** START **

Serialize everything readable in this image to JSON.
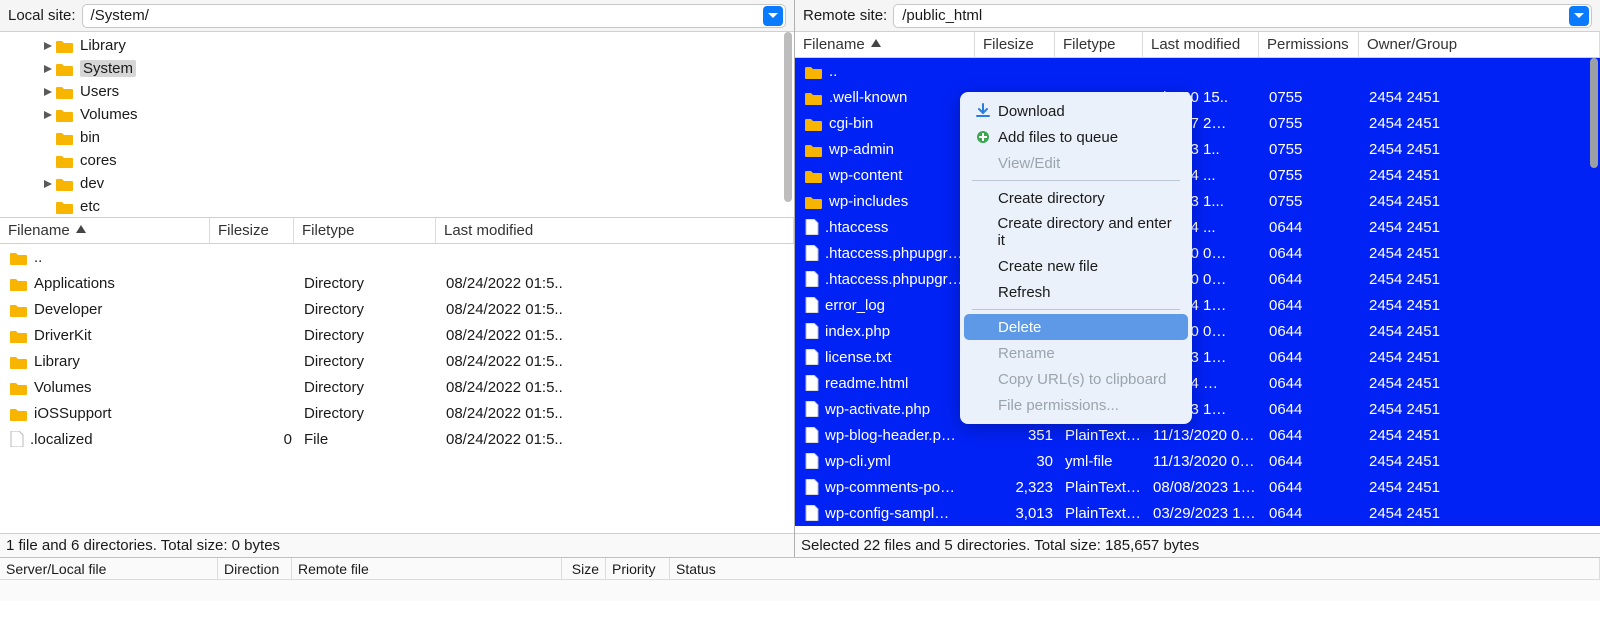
{
  "local": {
    "label": "Local site:",
    "path": "/System/",
    "tree": [
      {
        "name": "Library",
        "indent": 1,
        "expandable": true,
        "selected": false
      },
      {
        "name": "System",
        "indent": 1,
        "expandable": true,
        "selected": true
      },
      {
        "name": "Users",
        "indent": 1,
        "expandable": true,
        "selected": false
      },
      {
        "name": "Volumes",
        "indent": 1,
        "expandable": true,
        "selected": false
      },
      {
        "name": "bin",
        "indent": 1,
        "expandable": false,
        "selected": false
      },
      {
        "name": "cores",
        "indent": 1,
        "expandable": false,
        "selected": false
      },
      {
        "name": "dev",
        "indent": 1,
        "expandable": true,
        "selected": false
      },
      {
        "name": "etc",
        "indent": 1,
        "expandable": false,
        "selected": false
      }
    ],
    "columns": [
      "Filename",
      "Filesize",
      "Filetype",
      "Last modified"
    ],
    "files": [
      {
        "icon": "folder",
        "name": "..",
        "size": "",
        "type": "",
        "modified": ""
      },
      {
        "icon": "folder",
        "name": "Applications",
        "size": "",
        "type": "Directory",
        "modified": "08/24/2022 01:5.."
      },
      {
        "icon": "folder",
        "name": "Developer",
        "size": "",
        "type": "Directory",
        "modified": "08/24/2022 01:5.."
      },
      {
        "icon": "folder",
        "name": "DriverKit",
        "size": "",
        "type": "Directory",
        "modified": "08/24/2022 01:5.."
      },
      {
        "icon": "folder",
        "name": "Library",
        "size": "",
        "type": "Directory",
        "modified": "08/24/2022 01:5.."
      },
      {
        "icon": "folder",
        "name": "Volumes",
        "size": "",
        "type": "Directory",
        "modified": "08/24/2022 01:5.."
      },
      {
        "icon": "folder",
        "name": "iOSSupport",
        "size": "",
        "type": "Directory",
        "modified": "08/24/2022 01:5.."
      },
      {
        "icon": "file",
        "name": ".localized",
        "size": "0",
        "type": "File",
        "modified": "08/24/2022 01:5.."
      }
    ],
    "status": "1 file and 6 directories. Total size: 0 bytes"
  },
  "remote": {
    "label": "Remote site:",
    "path": "/public_html",
    "columns": [
      "Filename",
      "Filesize",
      "Filetype",
      "Last modified",
      "Permissions",
      "Owner/Group"
    ],
    "files": [
      {
        "icon": "folder",
        "name": "..",
        "size": "",
        "type": "",
        "modified": "",
        "perm": "",
        "owner": "",
        "selected": true
      },
      {
        "icon": "folder",
        "name": ".well-known",
        "size": "",
        "type": "",
        "modified": "2/2020 15..",
        "perm": "0755",
        "owner": "2454 2451",
        "selected": true
      },
      {
        "icon": "folder",
        "name": "cgi-bin",
        "size": "",
        "type": "",
        "modified": "2/2017 2…",
        "perm": "0755",
        "owner": "2454 2451",
        "selected": true
      },
      {
        "icon": "folder",
        "name": "wp-admin",
        "size": "",
        "type": "",
        "modified": "8/2023 1..",
        "perm": "0755",
        "owner": "2454 2451",
        "selected": true
      },
      {
        "icon": "folder",
        "name": "wp-content",
        "size": "",
        "type": "",
        "modified": "8/2024 ...",
        "perm": "0755",
        "owner": "2454 2451",
        "selected": true
      },
      {
        "icon": "folder",
        "name": "wp-includes",
        "size": "",
        "type": "",
        "modified": "7/2023 1...",
        "perm": "0755",
        "owner": "2454 2451",
        "selected": true
      },
      {
        "icon": "file",
        "name": ".htaccess",
        "size": "",
        "type": "",
        "modified": "8/2024 ...",
        "perm": "0644",
        "owner": "2454 2451",
        "selected": true
      },
      {
        "icon": "file",
        "name": ".htaccess.phpupgr…",
        "size": "",
        "type": "",
        "modified": "7/2020 0…",
        "perm": "0644",
        "owner": "2454 2451",
        "selected": true
      },
      {
        "icon": "file",
        "name": ".htaccess.phpupgr…",
        "size": "",
        "type": "",
        "modified": "7/2020 0…",
        "perm": "0644",
        "owner": "2454 2451",
        "selected": true
      },
      {
        "icon": "file",
        "name": "error_log",
        "size": "",
        "type": "",
        "modified": "7/2024 1…",
        "perm": "0644",
        "owner": "2454 2451",
        "selected": true
      },
      {
        "icon": "file",
        "name": "index.php",
        "size": "",
        "type": "",
        "modified": "1/2020 0…",
        "perm": "0644",
        "owner": "2454 2451",
        "selected": true
      },
      {
        "icon": "file",
        "name": "license.txt",
        "size": "",
        "type": "",
        "modified": "7/2023 1…",
        "perm": "0644",
        "owner": "2454 2451",
        "selected": true
      },
      {
        "icon": "file",
        "name": "readme.html",
        "size": "",
        "type": "",
        "modified": "0/2024 …",
        "perm": "0644",
        "owner": "2454 2451",
        "selected": true
      },
      {
        "icon": "file",
        "name": "wp-activate.php",
        "size": "",
        "type": "",
        "modified": "8/2023 1…",
        "perm": "0644",
        "owner": "2454 2451",
        "selected": true
      },
      {
        "icon": "file",
        "name": "wp-blog-header.p…",
        "size": "351",
        "type": "PlainTextT…",
        "modified": "11/13/2020 0…",
        "perm": "0644",
        "owner": "2454 2451",
        "selected": true
      },
      {
        "icon": "file",
        "name": "wp-cli.yml",
        "size": "30",
        "type": "yml-file",
        "modified": "11/13/2020 0…",
        "perm": "0644",
        "owner": "2454 2451",
        "selected": true
      },
      {
        "icon": "file",
        "name": "wp-comments-po…",
        "size": "2,323",
        "type": "PlainTextT…",
        "modified": "08/08/2023 1…",
        "perm": "0644",
        "owner": "2454 2451",
        "selected": true
      },
      {
        "icon": "file",
        "name": "wp-config-sampl…",
        "size": "3,013",
        "type": "PlainTextT…",
        "modified": "03/29/2023 1…",
        "perm": "0644",
        "owner": "2454 2451",
        "selected": true
      }
    ],
    "status": "Selected 22 files and 5 directories. Total size: 185,657 bytes"
  },
  "context_menu": [
    {
      "label": "Download",
      "icon": "download",
      "disabled": false,
      "hl": false
    },
    {
      "label": "Add files to queue",
      "icon": "queue",
      "disabled": false,
      "hl": false
    },
    {
      "label": "View/Edit",
      "icon": "",
      "disabled": true,
      "hl": false
    },
    {
      "sep": true
    },
    {
      "label": "Create directory",
      "disabled": false,
      "hl": false
    },
    {
      "label": "Create directory and enter it",
      "disabled": false,
      "hl": false
    },
    {
      "label": "Create new file",
      "disabled": false,
      "hl": false
    },
    {
      "label": "Refresh",
      "disabled": false,
      "hl": false
    },
    {
      "sep": true
    },
    {
      "label": "Delete",
      "disabled": false,
      "hl": true
    },
    {
      "label": "Rename",
      "disabled": true,
      "hl": false
    },
    {
      "label": "Copy URL(s) to clipboard",
      "disabled": true,
      "hl": false
    },
    {
      "label": "File permissions...",
      "disabled": true,
      "hl": false
    }
  ],
  "transfer": {
    "columns": [
      "Server/Local file",
      "Direction",
      "Remote file",
      "Size",
      "Priority",
      "Status"
    ]
  },
  "colors": {
    "selection": "#0022f5",
    "accent": "#0a7bff"
  }
}
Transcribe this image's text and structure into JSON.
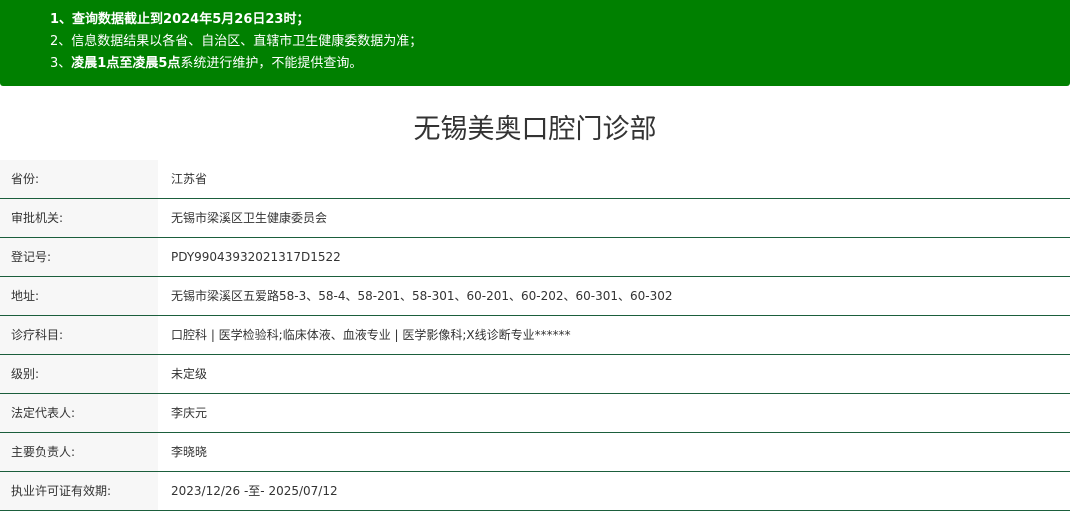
{
  "notice": {
    "line1": "1、查询数据截止到2024年5月26日23时；",
    "line2": "2、信息数据结果以各省、自治区、直辖市卫生健康委数据为准；",
    "line3_prefix": "3、",
    "line3_bold": "凌晨1点至凌晨5点",
    "line3_suffix": "系统进行维护，不能提供查询。",
    "background_color": "#008000"
  },
  "title": "无锡美奥口腔门诊部",
  "rows": [
    {
      "label": "省份:",
      "value": "江苏省"
    },
    {
      "label": "审批机关:",
      "value": "无锡市梁溪区卫生健康委员会"
    },
    {
      "label": "登记号:",
      "value": "PDY99043932021317D1522"
    },
    {
      "label": "地址:",
      "value": "无锡市梁溪区五爱路58-3、58-4、58-201、58-301、60-201、60-202、60-301、60-302"
    },
    {
      "label": "诊疗科目:",
      "value": "口腔科 | 医学检验科;临床体液、血液专业 | 医学影像科;X线诊断专业******"
    },
    {
      "label": "级别:",
      "value": "未定级"
    },
    {
      "label": "法定代表人:",
      "value": "李庆元"
    },
    {
      "label": "主要负责人:",
      "value": "李晓晓"
    },
    {
      "label": "执业许可证有效期:",
      "value": "2023/12/26 -至- 2025/07/12"
    }
  ]
}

** END **

Challenge
Exactly reproduce the lines beginning at the one that contains "Transcribe this image's" and ending at the final line of the material, with the pictures left out.

Solution to this task
Transcribe this image's text and structure into JSON.
{
  "notice": {
    "line1": "1、查询数据截止到2024年5月26日23时；",
    "line2": "2、信息数据结果以各省、自治区、直辖市卫生健康委数据为准；",
    "line3_prefix": "3、",
    "line3_bold": "凌晨1点至凌晨5点",
    "line3_suffix": "系统进行维护，不能提供查询。",
    "background_color": "#008000"
  },
  "title": "无锡美奥口腔门诊部",
  "rows": [
    {
      "label": "省份:",
      "value": "江苏省"
    },
    {
      "label": "审批机关:",
      "value": "无锡市梁溪区卫生健康委员会"
    },
    {
      "label": "登记号:",
      "value": "PDY99043932021317D1522"
    },
    {
      "label": "地址:",
      "value": "无锡市梁溪区五爱路58-3、58-4、58-201、58-301、60-201、60-202、60-301、60-302"
    },
    {
      "label": "诊疗科目:",
      "value": "口腔科 | 医学检验科;临床体液、血液专业 | 医学影像科;X线诊断专业******"
    },
    {
      "label": "级别:",
      "value": "未定级"
    },
    {
      "label": "法定代表人:",
      "value": "李庆元"
    },
    {
      "label": "主要负责人:",
      "value": "李晓晓"
    },
    {
      "label": "执业许可证有效期:",
      "value": "2023/12/26 -至- 2025/07/12"
    }
  ]
}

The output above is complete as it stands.